### [GOAL]
From the entries below, count every line that contains the word "estrecho". Please give the number and nothing else.

### [WORKING DATA]

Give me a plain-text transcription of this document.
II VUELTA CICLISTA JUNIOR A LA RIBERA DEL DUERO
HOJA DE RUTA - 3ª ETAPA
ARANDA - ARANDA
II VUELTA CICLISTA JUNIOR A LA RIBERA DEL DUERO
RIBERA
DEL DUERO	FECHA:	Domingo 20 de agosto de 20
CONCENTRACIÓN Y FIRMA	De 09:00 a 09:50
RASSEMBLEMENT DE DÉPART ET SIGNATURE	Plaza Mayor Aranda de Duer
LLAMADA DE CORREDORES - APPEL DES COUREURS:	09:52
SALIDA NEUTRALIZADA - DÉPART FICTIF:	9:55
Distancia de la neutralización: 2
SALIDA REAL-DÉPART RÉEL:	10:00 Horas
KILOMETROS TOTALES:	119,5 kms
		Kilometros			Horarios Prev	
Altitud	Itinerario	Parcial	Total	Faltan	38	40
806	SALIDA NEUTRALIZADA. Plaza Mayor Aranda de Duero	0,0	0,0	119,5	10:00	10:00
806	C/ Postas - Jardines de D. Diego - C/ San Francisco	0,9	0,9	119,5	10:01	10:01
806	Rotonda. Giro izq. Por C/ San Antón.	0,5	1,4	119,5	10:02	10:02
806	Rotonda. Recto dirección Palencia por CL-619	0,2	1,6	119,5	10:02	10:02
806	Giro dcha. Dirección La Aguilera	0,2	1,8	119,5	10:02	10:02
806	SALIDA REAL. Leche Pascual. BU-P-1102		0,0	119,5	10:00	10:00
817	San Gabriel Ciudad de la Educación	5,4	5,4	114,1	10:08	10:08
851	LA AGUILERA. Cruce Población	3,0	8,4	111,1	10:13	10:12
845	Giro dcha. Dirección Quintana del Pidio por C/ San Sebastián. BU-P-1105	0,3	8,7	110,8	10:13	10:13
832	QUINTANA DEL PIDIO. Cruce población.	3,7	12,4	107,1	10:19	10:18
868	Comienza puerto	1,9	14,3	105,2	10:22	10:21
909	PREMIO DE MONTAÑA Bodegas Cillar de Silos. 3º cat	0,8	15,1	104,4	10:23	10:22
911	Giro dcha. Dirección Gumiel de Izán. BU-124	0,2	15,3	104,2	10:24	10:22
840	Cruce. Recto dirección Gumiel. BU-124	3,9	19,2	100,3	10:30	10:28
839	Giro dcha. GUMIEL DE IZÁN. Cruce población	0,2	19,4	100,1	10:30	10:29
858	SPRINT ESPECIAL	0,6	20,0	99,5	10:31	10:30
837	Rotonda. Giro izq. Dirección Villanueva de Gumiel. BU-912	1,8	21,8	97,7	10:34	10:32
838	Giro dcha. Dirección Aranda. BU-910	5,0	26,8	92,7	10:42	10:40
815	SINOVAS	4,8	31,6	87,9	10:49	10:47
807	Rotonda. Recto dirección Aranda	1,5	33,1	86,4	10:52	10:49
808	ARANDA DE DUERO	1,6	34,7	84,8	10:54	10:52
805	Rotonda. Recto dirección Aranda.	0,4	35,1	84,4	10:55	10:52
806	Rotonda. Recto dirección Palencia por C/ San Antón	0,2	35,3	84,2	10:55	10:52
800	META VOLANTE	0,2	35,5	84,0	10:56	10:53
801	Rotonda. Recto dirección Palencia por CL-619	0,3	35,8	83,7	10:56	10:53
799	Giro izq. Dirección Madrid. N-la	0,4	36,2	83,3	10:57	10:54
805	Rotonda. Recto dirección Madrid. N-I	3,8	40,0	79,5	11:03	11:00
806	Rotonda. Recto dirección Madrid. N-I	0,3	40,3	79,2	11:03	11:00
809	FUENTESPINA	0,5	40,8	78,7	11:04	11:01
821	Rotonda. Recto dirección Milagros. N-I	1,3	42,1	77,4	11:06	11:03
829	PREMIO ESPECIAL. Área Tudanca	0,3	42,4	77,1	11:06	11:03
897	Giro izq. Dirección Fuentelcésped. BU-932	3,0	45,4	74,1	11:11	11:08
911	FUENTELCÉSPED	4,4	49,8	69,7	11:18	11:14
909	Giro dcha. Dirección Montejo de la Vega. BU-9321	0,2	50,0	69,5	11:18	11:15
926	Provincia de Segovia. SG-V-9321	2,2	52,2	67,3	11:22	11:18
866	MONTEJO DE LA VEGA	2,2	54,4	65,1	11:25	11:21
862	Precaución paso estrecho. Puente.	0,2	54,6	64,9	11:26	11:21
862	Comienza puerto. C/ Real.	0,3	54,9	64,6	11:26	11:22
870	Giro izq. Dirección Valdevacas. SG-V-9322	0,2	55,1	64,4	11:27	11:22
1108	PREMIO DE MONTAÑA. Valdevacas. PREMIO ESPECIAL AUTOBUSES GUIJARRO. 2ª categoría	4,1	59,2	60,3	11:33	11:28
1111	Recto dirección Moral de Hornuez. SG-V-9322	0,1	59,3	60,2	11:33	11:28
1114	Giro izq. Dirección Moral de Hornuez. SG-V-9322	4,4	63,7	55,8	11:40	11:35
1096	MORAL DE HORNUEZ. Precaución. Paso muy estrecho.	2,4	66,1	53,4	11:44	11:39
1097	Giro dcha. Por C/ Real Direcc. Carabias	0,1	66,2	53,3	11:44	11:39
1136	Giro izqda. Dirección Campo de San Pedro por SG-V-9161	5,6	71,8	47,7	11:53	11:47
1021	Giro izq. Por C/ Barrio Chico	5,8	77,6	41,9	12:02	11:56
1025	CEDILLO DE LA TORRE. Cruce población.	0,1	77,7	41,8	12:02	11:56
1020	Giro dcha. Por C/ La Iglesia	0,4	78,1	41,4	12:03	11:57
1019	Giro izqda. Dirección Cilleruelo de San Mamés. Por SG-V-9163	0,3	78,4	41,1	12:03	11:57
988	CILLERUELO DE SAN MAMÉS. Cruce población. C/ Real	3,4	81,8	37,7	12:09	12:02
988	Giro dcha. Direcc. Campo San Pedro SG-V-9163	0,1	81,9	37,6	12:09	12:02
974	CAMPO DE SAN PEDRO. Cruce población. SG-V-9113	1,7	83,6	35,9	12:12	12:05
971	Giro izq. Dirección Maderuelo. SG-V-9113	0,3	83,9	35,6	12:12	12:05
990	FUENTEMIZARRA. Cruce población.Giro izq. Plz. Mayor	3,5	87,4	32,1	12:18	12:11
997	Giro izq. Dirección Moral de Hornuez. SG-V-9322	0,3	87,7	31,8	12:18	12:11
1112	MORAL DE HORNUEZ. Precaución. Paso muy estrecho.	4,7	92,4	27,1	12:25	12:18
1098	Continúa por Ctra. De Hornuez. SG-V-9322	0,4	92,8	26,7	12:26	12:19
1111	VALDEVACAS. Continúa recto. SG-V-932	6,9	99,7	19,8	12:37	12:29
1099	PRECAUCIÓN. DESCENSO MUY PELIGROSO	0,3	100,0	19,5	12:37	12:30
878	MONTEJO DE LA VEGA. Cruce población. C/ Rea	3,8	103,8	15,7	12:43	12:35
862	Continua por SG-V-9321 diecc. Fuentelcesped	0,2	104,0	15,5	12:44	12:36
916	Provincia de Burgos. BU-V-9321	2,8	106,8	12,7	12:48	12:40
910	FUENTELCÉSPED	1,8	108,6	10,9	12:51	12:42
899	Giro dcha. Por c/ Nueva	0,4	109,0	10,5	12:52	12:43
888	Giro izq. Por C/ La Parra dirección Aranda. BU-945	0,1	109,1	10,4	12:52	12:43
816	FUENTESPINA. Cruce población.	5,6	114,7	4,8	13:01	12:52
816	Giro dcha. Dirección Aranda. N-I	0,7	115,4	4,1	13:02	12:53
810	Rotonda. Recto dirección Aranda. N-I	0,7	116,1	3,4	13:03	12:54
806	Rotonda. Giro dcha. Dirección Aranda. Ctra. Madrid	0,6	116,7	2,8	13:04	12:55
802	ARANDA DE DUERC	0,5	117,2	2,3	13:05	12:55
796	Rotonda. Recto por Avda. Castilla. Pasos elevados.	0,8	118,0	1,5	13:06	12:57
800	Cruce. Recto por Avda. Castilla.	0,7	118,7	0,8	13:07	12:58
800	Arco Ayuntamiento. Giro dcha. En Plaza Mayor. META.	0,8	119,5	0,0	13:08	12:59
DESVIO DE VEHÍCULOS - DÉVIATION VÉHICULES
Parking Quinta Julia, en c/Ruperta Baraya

### [ANSWER TO THIS TASK]
3